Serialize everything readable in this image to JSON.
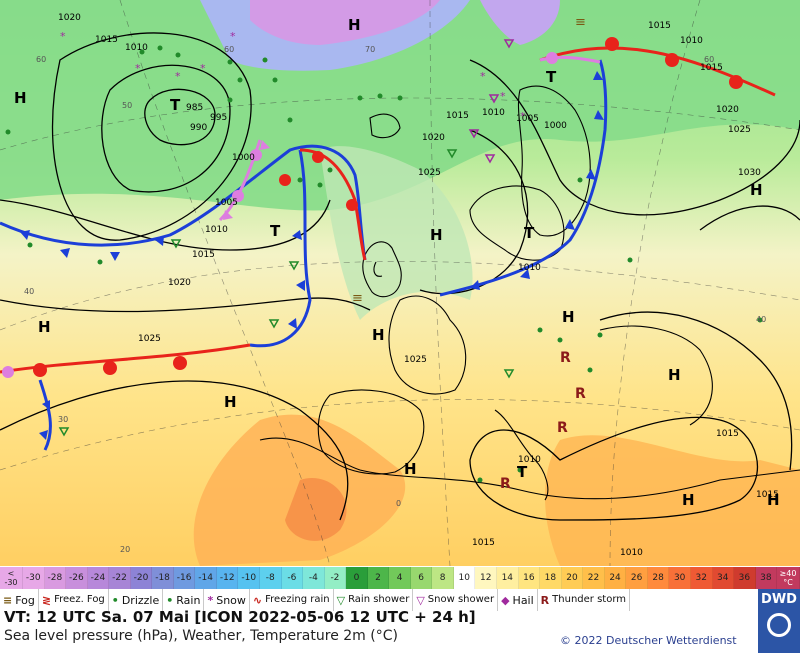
{
  "pressure_centers": {
    "H": "H",
    "T": "T"
  },
  "isobar_labels": [
    "1020",
    "1015",
    "1010",
    "995",
    "985",
    "990",
    "1000",
    "1005",
    "1010",
    "1015",
    "1020",
    "1025",
    "1030",
    "1025",
    "1020",
    "1015",
    "1010",
    "1015",
    "1015",
    "1010",
    "1010",
    "1010",
    "1005",
    "1000",
    "1025",
    "1020",
    "1025",
    "1015",
    "1015",
    "1015",
    "1010"
  ],
  "temperature_marks": [
    "60",
    "40",
    "50",
    "60",
    "70",
    "60",
    "40",
    "30",
    "20",
    "0"
  ],
  "legend": {
    "low_edge": [
      "<",
      "-30"
    ],
    "high_edge": [
      "≥40",
      "°C"
    ],
    "steps": [
      "-30",
      "-28",
      "-26",
      "-24",
      "-22",
      "-20",
      "-18",
      "-16",
      "-14",
      "-12",
      "-10",
      "-8",
      "-6",
      "-4",
      "-2",
      "0",
      "2",
      "4",
      "6",
      "8",
      "10",
      "12",
      "14",
      "16",
      "18",
      "20",
      "22",
      "24",
      "26",
      "28",
      "30",
      "32",
      "34",
      "36",
      "38"
    ],
    "colors": [
      "#e7a8e7",
      "#d99ae0",
      "#c88fdc",
      "#b788da",
      "#a785d6",
      "#8d83d6",
      "#7f8fd8",
      "#6f9ae0",
      "#60a6e8",
      "#58b4ef",
      "#56c2f0",
      "#5dd0ee",
      "#6bdde6",
      "#7ee7d9",
      "#93eec5",
      "#2a9e3a",
      "#4db64a",
      "#72c95a",
      "#98d86e",
      "#bde684",
      "#ffffff",
      "#fff7bf",
      "#ffefa0",
      "#ffe580",
      "#ffd966",
      "#ffcc55",
      "#ffbf4a",
      "#ffb043",
      "#ff9f40",
      "#ff8a3c",
      "#f87038",
      "#ef5a34",
      "#e14a31",
      "#cf3b2e",
      "#c23a5e"
    ]
  },
  "weather": [
    {
      "icon": "fog-icon",
      "label": "Fog",
      "sym": "≡",
      "color": "#7a5a14"
    },
    {
      "icon": "freezing-fog-icon",
      "label": "Freez. Fog",
      "sym": "≷",
      "color": "#c8241c"
    },
    {
      "icon": "drizzle-icon",
      "label": "Drizzle",
      "sym": "•",
      "color": "#218a2a"
    },
    {
      "icon": "rain-icon",
      "label": "Rain",
      "sym": "•",
      "color": "#218a2a"
    },
    {
      "icon": "snow-icon",
      "label": "Snow",
      "sym": "*",
      "color": "#a02a9e"
    },
    {
      "icon": "freezing-rain-icon",
      "label": "Freezing rain",
      "sym": "∿",
      "color": "#c8241c"
    },
    {
      "icon": "rain-shower-icon",
      "label": "Rain shower",
      "sym": "▽",
      "color": "#218a2a"
    },
    {
      "icon": "snow-shower-icon",
      "label": "Snow shower",
      "sym": "▽",
      "color": "#a02a9e"
    },
    {
      "icon": "hail-icon",
      "label": "Hail",
      "sym": "◆",
      "color": "#a02a9e"
    },
    {
      "icon": "thunderstorm-icon",
      "label": "Thunder storm",
      "sym": "R",
      "color": "#8b1a1a"
    }
  ],
  "info": {
    "vt": "VT: 12 UTC Sa.  07 Mai [ICON 2022-05-06  12 UTC + 24 h]",
    "subtitle": "Sea level pressure (hPa), Weather, Temperature 2m (°C)",
    "copyright": "© 2022 Deutscher Wetterdienst",
    "logo": "DWD"
  },
  "colors": {
    "warm_front": "#e8231b",
    "cold_front": "#1c3fd8",
    "occluded_front": "#dd7ee0",
    "isobar": "#000000"
  }
}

::::

**AIM OF THE TASK:** Return the listing above unchanged, apart from dropping its pictures.

**ANSWER TO THE EXERCISE:**
Serialize everything readable in this image to JSON.
{
  "pressure_centers": {
    "H": "H",
    "T": "T"
  },
  "isobar_labels": [
    "1020",
    "1015",
    "1010",
    "995",
    "985",
    "990",
    "1000",
    "1005",
    "1010",
    "1015",
    "1020",
    "1025",
    "1030",
    "1025",
    "1020",
    "1015",
    "1010",
    "1015",
    "1015",
    "1010",
    "1010",
    "1010",
    "1005",
    "1000",
    "1025",
    "1020",
    "1025",
    "1015",
    "1015",
    "1015",
    "1010"
  ],
  "temperature_marks": [
    "60",
    "40",
    "50",
    "60",
    "70",
    "60",
    "40",
    "30",
    "20",
    "0"
  ],
  "legend": {
    "low_edge": [
      "<",
      "-30"
    ],
    "high_edge": [
      "≥40",
      "°C"
    ],
    "steps": [
      "-30",
      "-28",
      "-26",
      "-24",
      "-22",
      "-20",
      "-18",
      "-16",
      "-14",
      "-12",
      "-10",
      "-8",
      "-6",
      "-4",
      "-2",
      "0",
      "2",
      "4",
      "6",
      "8",
      "10",
      "12",
      "14",
      "16",
      "18",
      "20",
      "22",
      "24",
      "26",
      "28",
      "30",
      "32",
      "34",
      "36",
      "38"
    ],
    "colors": [
      "#e7a8e7",
      "#d99ae0",
      "#c88fdc",
      "#b788da",
      "#a785d6",
      "#8d83d6",
      "#7f8fd8",
      "#6f9ae0",
      "#60a6e8",
      "#58b4ef",
      "#56c2f0",
      "#5dd0ee",
      "#6bdde6",
      "#7ee7d9",
      "#93eec5",
      "#2a9e3a",
      "#4db64a",
      "#72c95a",
      "#98d86e",
      "#bde684",
      "#ffffff",
      "#fff7bf",
      "#ffefa0",
      "#ffe580",
      "#ffd966",
      "#ffcc55",
      "#ffbf4a",
      "#ffb043",
      "#ff9f40",
      "#ff8a3c",
      "#f87038",
      "#ef5a34",
      "#e14a31",
      "#cf3b2e",
      "#c23a5e"
    ]
  },
  "weather": [
    {
      "icon": "fog-icon",
      "label": "Fog",
      "sym": "≡",
      "color": "#7a5a14"
    },
    {
      "icon": "freezing-fog-icon",
      "label": "Freez. Fog",
      "sym": "≷",
      "color": "#c8241c"
    },
    {
      "icon": "drizzle-icon",
      "label": "Drizzle",
      "sym": "•",
      "color": "#218a2a"
    },
    {
      "icon": "rain-icon",
      "label": "Rain",
      "sym": "•",
      "color": "#218a2a"
    },
    {
      "icon": "snow-icon",
      "label": "Snow",
      "sym": "*",
      "color": "#a02a9e"
    },
    {
      "icon": "freezing-rain-icon",
      "label": "Freezing rain",
      "sym": "∿",
      "color": "#c8241c"
    },
    {
      "icon": "rain-shower-icon",
      "label": "Rain shower",
      "sym": "▽",
      "color": "#218a2a"
    },
    {
      "icon": "snow-shower-icon",
      "label": "Snow shower",
      "sym": "▽",
      "color": "#a02a9e"
    },
    {
      "icon": "hail-icon",
      "label": "Hail",
      "sym": "◆",
      "color": "#a02a9e"
    },
    {
      "icon": "thunderstorm-icon",
      "label": "Thunder storm",
      "sym": "R",
      "color": "#8b1a1a"
    }
  ],
  "info": {
    "vt": "VT: 12 UTC Sa.  07 Mai [ICON 2022-05-06  12 UTC + 24 h]",
    "subtitle": "Sea level pressure (hPa), Weather, Temperature 2m (°C)",
    "copyright": "© 2022 Deutscher Wetterdienst",
    "logo": "DWD"
  },
  "colors": {
    "warm_front": "#e8231b",
    "cold_front": "#1c3fd8",
    "occluded_front": "#dd7ee0",
    "isobar": "#000000"
  }
}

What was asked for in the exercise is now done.